## WHAT IS NEEDED
Please return each line of the data below that contains the string "left".

## STORED RECORDS
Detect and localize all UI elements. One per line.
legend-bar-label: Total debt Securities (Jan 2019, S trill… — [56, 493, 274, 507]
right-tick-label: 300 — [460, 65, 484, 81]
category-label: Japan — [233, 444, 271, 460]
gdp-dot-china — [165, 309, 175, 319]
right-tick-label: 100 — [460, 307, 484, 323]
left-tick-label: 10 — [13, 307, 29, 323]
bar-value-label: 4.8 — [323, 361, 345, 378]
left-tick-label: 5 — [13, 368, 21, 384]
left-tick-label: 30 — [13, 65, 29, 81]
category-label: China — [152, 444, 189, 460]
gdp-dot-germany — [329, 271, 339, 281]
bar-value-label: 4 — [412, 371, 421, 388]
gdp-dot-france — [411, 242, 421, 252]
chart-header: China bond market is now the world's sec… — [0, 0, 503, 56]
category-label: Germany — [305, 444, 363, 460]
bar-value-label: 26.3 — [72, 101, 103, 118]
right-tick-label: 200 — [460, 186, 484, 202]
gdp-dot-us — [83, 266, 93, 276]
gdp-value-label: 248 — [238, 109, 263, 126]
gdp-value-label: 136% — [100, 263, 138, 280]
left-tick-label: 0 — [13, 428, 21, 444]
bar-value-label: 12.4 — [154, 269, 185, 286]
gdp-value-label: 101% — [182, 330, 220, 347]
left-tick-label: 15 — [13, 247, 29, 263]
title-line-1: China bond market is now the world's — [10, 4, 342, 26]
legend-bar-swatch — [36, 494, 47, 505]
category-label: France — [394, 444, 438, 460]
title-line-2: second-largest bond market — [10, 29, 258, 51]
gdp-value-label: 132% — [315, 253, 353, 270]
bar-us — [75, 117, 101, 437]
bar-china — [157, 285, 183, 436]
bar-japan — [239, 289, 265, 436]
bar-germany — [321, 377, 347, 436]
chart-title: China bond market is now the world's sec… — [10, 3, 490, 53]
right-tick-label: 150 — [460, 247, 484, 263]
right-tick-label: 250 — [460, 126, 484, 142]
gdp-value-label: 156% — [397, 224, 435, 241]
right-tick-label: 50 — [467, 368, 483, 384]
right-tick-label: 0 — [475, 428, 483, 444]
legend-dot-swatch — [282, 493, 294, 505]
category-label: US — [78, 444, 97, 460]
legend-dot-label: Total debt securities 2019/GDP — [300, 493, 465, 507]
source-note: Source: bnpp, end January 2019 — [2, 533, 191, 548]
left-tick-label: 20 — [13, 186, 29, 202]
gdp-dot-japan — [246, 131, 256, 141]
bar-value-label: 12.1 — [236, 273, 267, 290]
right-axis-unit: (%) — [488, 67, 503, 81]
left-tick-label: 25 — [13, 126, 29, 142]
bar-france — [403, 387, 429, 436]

## TASK RESULT
left-tick-label: 10 — [13, 307, 29, 323]
left-tick-label: 5 — [13, 368, 21, 384]
left-tick-label: 30 — [13, 65, 29, 81]
left-tick-label: 0 — [13, 428, 21, 444]
left-tick-label: 15 — [13, 247, 29, 263]
left-tick-label: 20 — [13, 186, 29, 202]
left-tick-label: 25 — [13, 126, 29, 142]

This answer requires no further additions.